>> Start

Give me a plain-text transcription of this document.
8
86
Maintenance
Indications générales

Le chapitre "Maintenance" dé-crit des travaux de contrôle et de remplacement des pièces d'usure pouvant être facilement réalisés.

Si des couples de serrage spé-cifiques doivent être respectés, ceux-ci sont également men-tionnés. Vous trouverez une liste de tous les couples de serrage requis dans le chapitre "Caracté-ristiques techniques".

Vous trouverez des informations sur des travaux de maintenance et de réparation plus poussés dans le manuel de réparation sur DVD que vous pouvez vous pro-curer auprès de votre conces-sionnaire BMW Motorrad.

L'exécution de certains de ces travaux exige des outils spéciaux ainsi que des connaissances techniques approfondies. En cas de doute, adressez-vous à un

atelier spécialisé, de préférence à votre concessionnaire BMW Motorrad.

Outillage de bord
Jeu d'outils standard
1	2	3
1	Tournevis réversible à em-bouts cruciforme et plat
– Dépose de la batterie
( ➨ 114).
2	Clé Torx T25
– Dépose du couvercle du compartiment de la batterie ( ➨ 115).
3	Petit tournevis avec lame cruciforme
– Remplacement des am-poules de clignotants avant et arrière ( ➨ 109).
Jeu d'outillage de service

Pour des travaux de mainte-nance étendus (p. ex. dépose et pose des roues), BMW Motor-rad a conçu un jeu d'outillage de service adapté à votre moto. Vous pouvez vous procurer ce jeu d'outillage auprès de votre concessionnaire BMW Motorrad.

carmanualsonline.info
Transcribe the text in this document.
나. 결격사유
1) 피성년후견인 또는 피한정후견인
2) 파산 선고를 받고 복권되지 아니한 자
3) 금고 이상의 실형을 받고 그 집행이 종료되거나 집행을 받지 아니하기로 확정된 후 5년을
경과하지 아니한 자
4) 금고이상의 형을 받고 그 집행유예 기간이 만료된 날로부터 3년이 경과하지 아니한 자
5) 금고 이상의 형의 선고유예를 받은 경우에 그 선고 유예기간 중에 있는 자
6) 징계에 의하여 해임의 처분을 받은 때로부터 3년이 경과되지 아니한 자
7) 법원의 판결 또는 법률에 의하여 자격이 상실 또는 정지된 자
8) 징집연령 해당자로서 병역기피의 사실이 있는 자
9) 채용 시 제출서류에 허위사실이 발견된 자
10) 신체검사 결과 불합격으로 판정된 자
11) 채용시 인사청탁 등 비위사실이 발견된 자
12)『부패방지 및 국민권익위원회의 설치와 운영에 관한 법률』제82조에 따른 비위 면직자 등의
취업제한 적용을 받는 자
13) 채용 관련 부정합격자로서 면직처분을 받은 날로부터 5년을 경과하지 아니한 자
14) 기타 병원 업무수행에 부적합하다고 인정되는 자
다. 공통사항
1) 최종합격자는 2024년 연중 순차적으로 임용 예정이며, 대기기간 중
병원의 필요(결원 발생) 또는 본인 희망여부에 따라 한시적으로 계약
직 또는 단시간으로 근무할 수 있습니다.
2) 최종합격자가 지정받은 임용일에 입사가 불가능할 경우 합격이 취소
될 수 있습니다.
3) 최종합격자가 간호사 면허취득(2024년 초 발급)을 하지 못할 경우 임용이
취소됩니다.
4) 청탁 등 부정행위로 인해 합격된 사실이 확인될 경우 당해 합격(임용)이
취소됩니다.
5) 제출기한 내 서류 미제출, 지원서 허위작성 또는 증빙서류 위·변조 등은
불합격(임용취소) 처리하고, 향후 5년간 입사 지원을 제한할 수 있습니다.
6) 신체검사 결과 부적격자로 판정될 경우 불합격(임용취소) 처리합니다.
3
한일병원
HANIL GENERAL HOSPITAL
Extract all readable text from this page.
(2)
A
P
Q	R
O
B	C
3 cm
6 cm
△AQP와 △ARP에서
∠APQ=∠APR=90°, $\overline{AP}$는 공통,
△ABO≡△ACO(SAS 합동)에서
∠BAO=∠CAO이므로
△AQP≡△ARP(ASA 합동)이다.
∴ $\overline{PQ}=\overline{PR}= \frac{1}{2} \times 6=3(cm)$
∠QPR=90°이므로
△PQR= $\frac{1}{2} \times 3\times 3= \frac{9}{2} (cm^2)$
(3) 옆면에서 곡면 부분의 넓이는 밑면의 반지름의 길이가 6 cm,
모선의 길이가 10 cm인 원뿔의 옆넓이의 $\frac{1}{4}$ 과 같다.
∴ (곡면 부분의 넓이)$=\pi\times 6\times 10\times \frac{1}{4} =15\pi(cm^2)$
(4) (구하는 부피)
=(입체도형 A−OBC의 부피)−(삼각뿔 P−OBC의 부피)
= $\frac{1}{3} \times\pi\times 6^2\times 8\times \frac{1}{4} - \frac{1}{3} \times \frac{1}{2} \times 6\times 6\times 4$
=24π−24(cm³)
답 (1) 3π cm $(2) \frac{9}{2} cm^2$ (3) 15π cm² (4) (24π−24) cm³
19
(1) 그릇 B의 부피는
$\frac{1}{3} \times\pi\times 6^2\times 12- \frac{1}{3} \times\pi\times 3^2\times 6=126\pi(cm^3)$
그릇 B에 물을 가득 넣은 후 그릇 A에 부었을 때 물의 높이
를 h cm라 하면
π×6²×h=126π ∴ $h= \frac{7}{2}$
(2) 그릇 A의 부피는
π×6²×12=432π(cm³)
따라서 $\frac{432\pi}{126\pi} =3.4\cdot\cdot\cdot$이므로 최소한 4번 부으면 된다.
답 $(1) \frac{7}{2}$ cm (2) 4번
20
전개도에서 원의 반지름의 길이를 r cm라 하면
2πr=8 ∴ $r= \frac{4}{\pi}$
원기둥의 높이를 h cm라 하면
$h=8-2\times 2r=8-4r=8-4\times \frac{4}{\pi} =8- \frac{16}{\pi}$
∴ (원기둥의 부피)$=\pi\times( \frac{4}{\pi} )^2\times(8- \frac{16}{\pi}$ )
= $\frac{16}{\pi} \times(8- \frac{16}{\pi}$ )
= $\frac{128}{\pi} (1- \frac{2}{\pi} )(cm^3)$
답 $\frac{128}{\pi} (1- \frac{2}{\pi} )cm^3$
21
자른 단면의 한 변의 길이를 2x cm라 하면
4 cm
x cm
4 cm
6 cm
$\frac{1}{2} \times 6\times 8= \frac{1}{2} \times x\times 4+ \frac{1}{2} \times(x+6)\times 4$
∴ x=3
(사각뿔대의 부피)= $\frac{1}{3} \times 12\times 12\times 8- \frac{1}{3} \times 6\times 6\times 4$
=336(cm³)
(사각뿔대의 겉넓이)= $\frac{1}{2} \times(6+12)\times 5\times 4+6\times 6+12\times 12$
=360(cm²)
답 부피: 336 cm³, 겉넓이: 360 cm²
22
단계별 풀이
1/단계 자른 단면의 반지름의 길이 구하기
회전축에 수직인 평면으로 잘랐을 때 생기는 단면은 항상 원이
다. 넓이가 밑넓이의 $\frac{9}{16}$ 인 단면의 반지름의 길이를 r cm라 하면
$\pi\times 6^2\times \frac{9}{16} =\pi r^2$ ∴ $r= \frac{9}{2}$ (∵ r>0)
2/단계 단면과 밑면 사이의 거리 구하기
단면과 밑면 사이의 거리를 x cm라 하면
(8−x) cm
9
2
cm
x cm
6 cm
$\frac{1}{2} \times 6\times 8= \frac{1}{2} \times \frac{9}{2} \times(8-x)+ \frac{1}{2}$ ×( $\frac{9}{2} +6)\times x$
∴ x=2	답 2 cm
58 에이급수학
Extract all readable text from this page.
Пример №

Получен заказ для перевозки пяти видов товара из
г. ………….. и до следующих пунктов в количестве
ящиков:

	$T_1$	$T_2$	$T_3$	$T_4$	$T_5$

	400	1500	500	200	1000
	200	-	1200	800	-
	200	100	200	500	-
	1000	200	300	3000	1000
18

>> End

> _The exercise_: Each line of the listing should be echoed back exactly.

> _Correct result_:
Give me a plain-text transcription of this document.
8
86
Maintenance
Indications générales

Le chapitre "Maintenance" dé-crit des travaux de contrôle et de remplacement des pièces d'usure pouvant être facilement réalisés.

Si des couples de serrage spé-cifiques doivent être respectés, ceux-ci sont également men-tionnés. Vous trouverez une liste de tous les couples de serrage requis dans le chapitre "Caracté-ristiques techniques".

Vous trouverez des informations sur des travaux de maintenance et de réparation plus poussés dans le manuel de réparation sur DVD que vous pouvez vous pro-curer auprès de votre conces-sionnaire BMW Motorrad.

L'exécution de certains de ces travaux exige des outils spéciaux ainsi que des connaissances techniques approfondies. En cas de doute, adressez-vous à un

atelier spécialisé, de préférence à votre concessionnaire BMW Motorrad.

Outillage de bord
Jeu d'outils standard
1	2	3
1	Tournevis réversible à em-bouts cruciforme et plat
– Dépose de la batterie
( ➨ 114).
2	Clé Torx T25
– Dépose du couvercle du compartiment de la batterie ( ➨ 115).
3	Petit tournevis avec lame cruciforme
– Remplacement des am-poules de clignotants avant et arrière ( ➨ 109).
Jeu d'outillage de service

Pour des travaux de mainte-nance étendus (p. ex. dépose et pose des roues), BMW Motor-rad a conçu un jeu d'outillage de service adapté à votre moto. Vous pouvez vous procurer ce jeu d'outillage auprès de votre concessionnaire BMW Motorrad.

carmanualsonline.info
Transcribe the text in this document.
나. 결격사유
1) 피성년후견인 또는 피한정후견인
2) 파산 선고를 받고 복권되지 아니한 자
3) 금고 이상의 실형을 받고 그 집행이 종료되거나 집행을 받지 아니하기로 확정된 후 5년을
경과하지 아니한 자
4) 금고이상의 형을 받고 그 집행유예 기간이 만료된 날로부터 3년이 경과하지 아니한 자
5) 금고 이상의 형의 선고유예를 받은 경우에 그 선고 유예기간 중에 있는 자
6) 징계에 의하여 해임의 처분을 받은 때로부터 3년이 경과되지 아니한 자
7) 법원의 판결 또는 법률에 의하여 자격이 상실 또는 정지된 자
8) 징집연령 해당자로서 병역기피의 사실이 있는 자
9) 채용 시 제출서류에 허위사실이 발견된 자
10) 신체검사 결과 불합격으로 판정된 자
11) 채용시 인사청탁 등 비위사실이 발견된 자
12)『부패방지 및 국민권익위원회의 설치와 운영에 관한 법률』제82조에 따른 비위 면직자 등의
취업제한 적용을 받는 자
13) 채용 관련 부정합격자로서 면직처분을 받은 날로부터 5년을 경과하지 아니한 자
14) 기타 병원 업무수행에 부적합하다고 인정되는 자
다. 공통사항
1) 최종합격자는 2024년 연중 순차적으로 임용 예정이며, 대기기간 중
병원의 필요(결원 발생) 또는 본인 희망여부에 따라 한시적으로 계약
직 또는 단시간으로 근무할 수 있습니다.
2) 최종합격자가 지정받은 임용일에 입사가 불가능할 경우 합격이 취소
될 수 있습니다.
3) 최종합격자가 간호사 면허취득(2024년 초 발급)을 하지 못할 경우 임용이
취소됩니다.
4) 청탁 등 부정행위로 인해 합격된 사실이 확인될 경우 당해 합격(임용)이
취소됩니다.
5) 제출기한 내 서류 미제출, 지원서 허위작성 또는 증빙서류 위·변조 등은
불합격(임용취소) 처리하고, 향후 5년간 입사 지원을 제한할 수 있습니다.
6) 신체검사 결과 부적격자로 판정될 경우 불합격(임용취소) 처리합니다.
3
한일병원
HANIL GENERAL HOSPITAL
Extract all readable text from this page.
(2)
A
P
Q	R
O
B	C
3 cm
6 cm
△AQP와 △ARP에서
∠APQ=∠APR=90°, $\overline{AP}$는 공통,
△ABO≡△ACO(SAS 합동)에서
∠BAO=∠CAO이므로
△AQP≡△ARP(ASA 합동)이다.
∴ $\overline{PQ}=\overline{PR}= \frac{1}{2} \times 6=3(cm)$
∠QPR=90°이므로
△PQR= $\frac{1}{2} \times 3\times 3= \frac{9}{2} (cm^2)$
(3) 옆면에서 곡면 부분의 넓이는 밑면의 반지름의 길이가 6 cm,
모선의 길이가 10 cm인 원뿔의 옆넓이의 $\frac{1}{4}$ 과 같다.
∴ (곡면 부분의 넓이)$=\pi\times 6\times 10\times \frac{1}{4} =15\pi(cm^2)$
(4) (구하는 부피)
=(입체도형 A−OBC의 부피)−(삼각뿔 P−OBC의 부피)
= $\frac{1}{3} \times\pi\times 6^2\times 8\times \frac{1}{4} - \frac{1}{3} \times \frac{1}{2} \times 6\times 6\times 4$
=24π−24(cm³)
답 (1) 3π cm $(2) \frac{9}{2} cm^2$ (3) 15π cm² (4) (24π−24) cm³
19
(1) 그릇 B의 부피는
$\frac{1}{3} \times\pi\times 6^2\times 12- \frac{1}{3} \times\pi\times 3^2\times 6=126\pi(cm^3)$
그릇 B에 물을 가득 넣은 후 그릇 A에 부었을 때 물의 높이
를 h cm라 하면
π×6²×h=126π ∴ $h= \frac{7}{2}$
(2) 그릇 A의 부피는
π×6²×12=432π(cm³)
따라서 $\frac{432\pi}{126\pi} =3.4\cdot\cdot\cdot$이므로 최소한 4번 부으면 된다.
답 $(1) \frac{7}{2}$ cm (2) 4번
20
전개도에서 원의 반지름의 길이를 r cm라 하면
2πr=8 ∴ $r= \frac{4}{\pi}$
원기둥의 높이를 h cm라 하면
$h=8-2\times 2r=8-4r=8-4\times \frac{4}{\pi} =8- \frac{16}{\pi}$
∴ (원기둥의 부피)$=\pi\times( \frac{4}{\pi} )^2\times(8- \frac{16}{\pi}$ )
= $\frac{16}{\pi} \times(8- \frac{16}{\pi}$ )
= $\frac{128}{\pi} (1- \frac{2}{\pi} )(cm^3)$
답 $\frac{128}{\pi} (1- \frac{2}{\pi} )cm^3$
21
자른 단면의 한 변의 길이를 2x cm라 하면
4 cm
x cm
4 cm
6 cm
$\frac{1}{2} \times 6\times 8= \frac{1}{2} \times x\times 4+ \frac{1}{2} \times(x+6)\times 4$
∴ x=3
(사각뿔대의 부피)= $\frac{1}{3} \times 12\times 12\times 8- \frac{1}{3} \times 6\times 6\times 4$
=336(cm³)
(사각뿔대의 겉넓이)= $\frac{1}{2} \times(6+12)\times 5\times 4+6\times 6+12\times 12$
=360(cm²)
답 부피: 336 cm³, 겉넓이: 360 cm²
22
단계별 풀이
1/단계 자른 단면의 반지름의 길이 구하기
회전축에 수직인 평면으로 잘랐을 때 생기는 단면은 항상 원이
다. 넓이가 밑넓이의 $\frac{9}{16}$ 인 단면의 반지름의 길이를 r cm라 하면
$\pi\times 6^2\times \frac{9}{16} =\pi r^2$ ∴ $r= \frac{9}{2}$ (∵ r>0)
2/단계 단면과 밑면 사이의 거리 구하기
단면과 밑면 사이의 거리를 x cm라 하면
(8−x) cm
9
2
cm
x cm
6 cm
$\frac{1}{2} \times 6\times 8= \frac{1}{2} \times \frac{9}{2} \times(8-x)+ \frac{1}{2}$ ×( $\frac{9}{2} +6)\times x$
∴ x=2	답 2 cm
58 에이급수학
Extract all readable text from this page.
Пример №

Получен заказ для перевозки пяти видов товара из
г. ………….. и до следующих пунктов в количестве
ящиков:

	$T_1$	$T_2$	$T_3$	$T_4$	$T_5$

	400	1500	500	200	1000
	200	-	1200	800	-
	200	100	200	500	-
	1000	200	300	3000	1000
18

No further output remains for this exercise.